Problem
Below are records; count the lines that contain "style" and give only the total.

Material shown

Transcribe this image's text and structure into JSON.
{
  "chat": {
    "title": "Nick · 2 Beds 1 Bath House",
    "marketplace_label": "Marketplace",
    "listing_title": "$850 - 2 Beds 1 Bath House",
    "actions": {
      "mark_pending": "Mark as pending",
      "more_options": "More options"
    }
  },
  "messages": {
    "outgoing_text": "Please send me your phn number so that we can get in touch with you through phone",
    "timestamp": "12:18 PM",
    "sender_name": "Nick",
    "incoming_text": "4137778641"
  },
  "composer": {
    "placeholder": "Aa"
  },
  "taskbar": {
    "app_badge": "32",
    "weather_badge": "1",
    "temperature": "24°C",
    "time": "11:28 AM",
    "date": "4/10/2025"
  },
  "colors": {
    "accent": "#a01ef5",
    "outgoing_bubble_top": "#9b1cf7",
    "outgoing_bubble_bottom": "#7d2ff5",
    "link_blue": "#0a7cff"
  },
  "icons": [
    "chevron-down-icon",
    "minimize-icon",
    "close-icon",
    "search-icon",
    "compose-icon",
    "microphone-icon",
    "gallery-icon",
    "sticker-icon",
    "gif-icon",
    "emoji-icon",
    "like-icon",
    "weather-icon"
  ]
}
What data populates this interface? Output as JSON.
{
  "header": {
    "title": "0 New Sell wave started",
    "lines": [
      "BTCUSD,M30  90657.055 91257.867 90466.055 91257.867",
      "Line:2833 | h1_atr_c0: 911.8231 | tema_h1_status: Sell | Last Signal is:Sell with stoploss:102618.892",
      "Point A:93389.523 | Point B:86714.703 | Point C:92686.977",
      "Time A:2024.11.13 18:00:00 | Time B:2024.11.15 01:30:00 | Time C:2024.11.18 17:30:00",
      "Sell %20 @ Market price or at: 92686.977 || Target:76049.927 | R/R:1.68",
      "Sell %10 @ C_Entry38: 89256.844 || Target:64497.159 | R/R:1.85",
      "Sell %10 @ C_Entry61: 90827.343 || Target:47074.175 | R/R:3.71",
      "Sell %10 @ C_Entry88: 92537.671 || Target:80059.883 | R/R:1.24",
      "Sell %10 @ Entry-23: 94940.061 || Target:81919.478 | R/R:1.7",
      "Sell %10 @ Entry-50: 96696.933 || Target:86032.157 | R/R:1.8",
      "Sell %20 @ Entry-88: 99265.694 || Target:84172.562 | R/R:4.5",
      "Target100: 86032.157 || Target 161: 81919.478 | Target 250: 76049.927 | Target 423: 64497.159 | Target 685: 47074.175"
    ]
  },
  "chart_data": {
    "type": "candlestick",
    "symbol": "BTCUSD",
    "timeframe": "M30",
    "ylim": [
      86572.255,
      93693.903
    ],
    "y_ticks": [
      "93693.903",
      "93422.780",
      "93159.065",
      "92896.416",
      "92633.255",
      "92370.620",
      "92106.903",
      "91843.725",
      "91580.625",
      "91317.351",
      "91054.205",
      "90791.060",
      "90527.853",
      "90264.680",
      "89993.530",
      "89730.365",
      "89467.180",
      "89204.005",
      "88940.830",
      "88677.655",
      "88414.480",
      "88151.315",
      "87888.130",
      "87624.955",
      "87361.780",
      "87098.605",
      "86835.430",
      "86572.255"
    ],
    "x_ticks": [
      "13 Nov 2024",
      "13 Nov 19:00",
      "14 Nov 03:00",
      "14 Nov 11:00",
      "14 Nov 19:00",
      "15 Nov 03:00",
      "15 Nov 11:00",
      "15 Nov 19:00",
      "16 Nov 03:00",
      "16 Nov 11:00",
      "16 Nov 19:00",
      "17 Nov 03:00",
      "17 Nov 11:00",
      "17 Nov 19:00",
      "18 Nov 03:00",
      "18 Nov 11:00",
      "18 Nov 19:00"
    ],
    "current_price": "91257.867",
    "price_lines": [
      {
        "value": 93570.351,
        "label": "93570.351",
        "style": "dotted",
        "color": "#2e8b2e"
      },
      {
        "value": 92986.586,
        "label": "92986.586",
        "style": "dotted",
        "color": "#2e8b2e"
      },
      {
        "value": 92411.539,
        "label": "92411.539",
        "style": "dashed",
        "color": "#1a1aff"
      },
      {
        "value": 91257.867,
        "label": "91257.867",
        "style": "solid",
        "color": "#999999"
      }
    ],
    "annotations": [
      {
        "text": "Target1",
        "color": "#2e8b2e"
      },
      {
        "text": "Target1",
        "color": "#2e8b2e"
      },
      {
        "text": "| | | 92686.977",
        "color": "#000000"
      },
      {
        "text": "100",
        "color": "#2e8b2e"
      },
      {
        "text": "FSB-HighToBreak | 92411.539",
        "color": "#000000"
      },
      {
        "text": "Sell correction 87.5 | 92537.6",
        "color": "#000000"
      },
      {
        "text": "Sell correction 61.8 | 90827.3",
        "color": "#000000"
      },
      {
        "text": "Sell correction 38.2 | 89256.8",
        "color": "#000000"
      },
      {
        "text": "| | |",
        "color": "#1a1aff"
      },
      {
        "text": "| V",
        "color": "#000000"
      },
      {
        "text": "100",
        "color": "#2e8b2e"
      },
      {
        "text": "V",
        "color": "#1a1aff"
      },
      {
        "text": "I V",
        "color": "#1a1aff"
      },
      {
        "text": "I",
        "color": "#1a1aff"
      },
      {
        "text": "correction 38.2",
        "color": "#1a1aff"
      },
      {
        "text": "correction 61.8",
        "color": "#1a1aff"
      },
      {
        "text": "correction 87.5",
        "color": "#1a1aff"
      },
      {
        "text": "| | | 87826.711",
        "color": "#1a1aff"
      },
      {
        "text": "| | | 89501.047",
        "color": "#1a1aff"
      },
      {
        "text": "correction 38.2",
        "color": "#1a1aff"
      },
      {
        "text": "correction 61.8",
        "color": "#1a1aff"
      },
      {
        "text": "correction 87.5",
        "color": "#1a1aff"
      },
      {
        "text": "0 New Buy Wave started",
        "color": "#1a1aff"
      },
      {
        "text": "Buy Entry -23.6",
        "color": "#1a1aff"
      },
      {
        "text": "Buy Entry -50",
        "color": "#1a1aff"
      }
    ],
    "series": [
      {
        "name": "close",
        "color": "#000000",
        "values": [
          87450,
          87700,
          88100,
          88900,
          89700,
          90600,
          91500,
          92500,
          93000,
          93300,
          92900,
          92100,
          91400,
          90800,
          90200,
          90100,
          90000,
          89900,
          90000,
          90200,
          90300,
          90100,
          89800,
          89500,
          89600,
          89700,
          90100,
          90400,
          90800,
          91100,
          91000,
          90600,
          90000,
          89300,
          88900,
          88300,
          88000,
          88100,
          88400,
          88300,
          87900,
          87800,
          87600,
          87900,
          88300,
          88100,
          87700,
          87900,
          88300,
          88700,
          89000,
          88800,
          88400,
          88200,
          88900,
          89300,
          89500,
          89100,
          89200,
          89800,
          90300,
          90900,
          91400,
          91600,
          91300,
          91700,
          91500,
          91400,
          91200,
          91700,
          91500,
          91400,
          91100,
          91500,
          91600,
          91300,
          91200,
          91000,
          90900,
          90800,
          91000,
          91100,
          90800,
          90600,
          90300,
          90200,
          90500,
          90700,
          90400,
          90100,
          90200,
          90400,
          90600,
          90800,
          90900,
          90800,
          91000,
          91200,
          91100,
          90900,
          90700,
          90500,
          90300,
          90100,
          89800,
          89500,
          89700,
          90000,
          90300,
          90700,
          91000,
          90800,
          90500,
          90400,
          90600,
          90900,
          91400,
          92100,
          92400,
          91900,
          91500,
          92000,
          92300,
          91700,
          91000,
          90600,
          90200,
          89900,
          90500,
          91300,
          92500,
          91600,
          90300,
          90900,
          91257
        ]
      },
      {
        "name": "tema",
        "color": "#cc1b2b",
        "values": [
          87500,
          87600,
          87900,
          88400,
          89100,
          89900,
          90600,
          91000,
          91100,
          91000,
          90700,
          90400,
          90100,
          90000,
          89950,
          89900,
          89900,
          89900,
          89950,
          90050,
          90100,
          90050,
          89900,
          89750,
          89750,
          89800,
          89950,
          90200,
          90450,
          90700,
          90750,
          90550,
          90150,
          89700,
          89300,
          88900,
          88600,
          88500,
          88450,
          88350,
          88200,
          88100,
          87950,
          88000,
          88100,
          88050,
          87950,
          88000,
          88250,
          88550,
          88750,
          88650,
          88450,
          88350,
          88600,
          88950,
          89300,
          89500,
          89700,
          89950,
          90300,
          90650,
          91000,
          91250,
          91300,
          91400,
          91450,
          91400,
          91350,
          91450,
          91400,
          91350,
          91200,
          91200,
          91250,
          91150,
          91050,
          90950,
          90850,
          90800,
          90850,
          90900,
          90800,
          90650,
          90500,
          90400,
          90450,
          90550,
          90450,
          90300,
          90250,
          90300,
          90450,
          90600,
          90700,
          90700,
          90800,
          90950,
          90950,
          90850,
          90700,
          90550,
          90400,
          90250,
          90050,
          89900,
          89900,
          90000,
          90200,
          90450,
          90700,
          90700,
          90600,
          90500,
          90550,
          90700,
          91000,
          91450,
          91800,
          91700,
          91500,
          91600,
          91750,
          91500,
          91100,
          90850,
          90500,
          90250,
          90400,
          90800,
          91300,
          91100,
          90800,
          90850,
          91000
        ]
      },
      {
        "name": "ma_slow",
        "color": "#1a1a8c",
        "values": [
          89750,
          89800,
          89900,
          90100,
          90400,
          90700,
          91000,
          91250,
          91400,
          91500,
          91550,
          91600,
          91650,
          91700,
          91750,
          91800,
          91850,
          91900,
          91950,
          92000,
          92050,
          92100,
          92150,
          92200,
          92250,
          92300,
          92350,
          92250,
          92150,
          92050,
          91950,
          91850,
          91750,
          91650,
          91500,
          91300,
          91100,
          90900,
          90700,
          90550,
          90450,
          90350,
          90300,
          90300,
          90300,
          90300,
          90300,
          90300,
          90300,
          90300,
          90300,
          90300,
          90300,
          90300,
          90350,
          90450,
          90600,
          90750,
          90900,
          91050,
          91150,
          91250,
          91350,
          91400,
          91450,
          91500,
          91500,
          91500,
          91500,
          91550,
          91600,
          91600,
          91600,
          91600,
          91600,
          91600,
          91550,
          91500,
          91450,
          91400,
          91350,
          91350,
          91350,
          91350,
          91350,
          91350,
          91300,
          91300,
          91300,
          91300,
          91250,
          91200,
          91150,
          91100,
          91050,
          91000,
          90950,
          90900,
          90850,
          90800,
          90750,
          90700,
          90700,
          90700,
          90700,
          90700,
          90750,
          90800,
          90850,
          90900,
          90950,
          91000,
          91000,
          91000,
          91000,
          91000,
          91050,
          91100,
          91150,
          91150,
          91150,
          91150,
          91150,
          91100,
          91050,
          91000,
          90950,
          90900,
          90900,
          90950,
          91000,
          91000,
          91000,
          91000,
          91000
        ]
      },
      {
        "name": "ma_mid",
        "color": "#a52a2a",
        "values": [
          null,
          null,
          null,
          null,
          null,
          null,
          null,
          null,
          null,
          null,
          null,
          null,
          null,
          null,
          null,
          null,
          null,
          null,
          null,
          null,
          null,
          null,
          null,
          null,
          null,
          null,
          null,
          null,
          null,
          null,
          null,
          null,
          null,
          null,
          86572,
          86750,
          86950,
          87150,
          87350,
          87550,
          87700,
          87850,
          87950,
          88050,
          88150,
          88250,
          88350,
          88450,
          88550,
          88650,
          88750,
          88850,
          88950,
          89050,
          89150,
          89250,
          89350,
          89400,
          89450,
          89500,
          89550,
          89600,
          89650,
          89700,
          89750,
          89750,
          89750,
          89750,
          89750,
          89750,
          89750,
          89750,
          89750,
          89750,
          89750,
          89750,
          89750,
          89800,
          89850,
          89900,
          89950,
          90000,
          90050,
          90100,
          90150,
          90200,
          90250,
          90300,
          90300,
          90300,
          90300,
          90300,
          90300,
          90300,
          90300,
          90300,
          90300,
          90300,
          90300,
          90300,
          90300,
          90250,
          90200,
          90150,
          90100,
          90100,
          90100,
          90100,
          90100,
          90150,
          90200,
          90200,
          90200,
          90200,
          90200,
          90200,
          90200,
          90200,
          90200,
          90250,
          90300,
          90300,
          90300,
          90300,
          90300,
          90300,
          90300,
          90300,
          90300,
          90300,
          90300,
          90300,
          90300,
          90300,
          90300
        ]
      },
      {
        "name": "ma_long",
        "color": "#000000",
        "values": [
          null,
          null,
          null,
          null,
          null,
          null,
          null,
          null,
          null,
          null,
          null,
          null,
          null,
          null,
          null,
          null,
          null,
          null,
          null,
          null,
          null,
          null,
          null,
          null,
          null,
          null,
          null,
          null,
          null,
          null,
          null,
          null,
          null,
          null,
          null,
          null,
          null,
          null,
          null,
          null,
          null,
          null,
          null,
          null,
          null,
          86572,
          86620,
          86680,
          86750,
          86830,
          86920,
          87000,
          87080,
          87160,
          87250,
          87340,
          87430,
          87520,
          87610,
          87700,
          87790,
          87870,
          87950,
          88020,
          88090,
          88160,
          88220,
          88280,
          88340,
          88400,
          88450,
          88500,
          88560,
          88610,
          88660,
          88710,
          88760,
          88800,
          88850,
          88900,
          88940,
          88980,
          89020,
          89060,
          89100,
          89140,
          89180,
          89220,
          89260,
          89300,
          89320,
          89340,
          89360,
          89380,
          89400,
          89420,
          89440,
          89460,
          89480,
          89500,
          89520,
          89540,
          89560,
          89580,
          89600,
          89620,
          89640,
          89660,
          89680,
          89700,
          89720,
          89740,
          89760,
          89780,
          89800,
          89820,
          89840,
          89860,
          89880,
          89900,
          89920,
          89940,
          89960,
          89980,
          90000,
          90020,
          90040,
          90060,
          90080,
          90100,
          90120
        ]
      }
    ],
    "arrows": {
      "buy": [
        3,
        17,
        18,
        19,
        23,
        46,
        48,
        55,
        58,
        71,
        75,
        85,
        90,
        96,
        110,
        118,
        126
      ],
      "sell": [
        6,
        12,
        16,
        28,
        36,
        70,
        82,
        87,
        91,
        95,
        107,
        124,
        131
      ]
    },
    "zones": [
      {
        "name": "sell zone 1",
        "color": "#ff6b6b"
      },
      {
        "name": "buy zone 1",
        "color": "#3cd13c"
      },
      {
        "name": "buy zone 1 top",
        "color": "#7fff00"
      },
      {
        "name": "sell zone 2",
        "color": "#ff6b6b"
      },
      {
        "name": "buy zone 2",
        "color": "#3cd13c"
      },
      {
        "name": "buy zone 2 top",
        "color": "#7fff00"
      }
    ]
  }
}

Full solution
4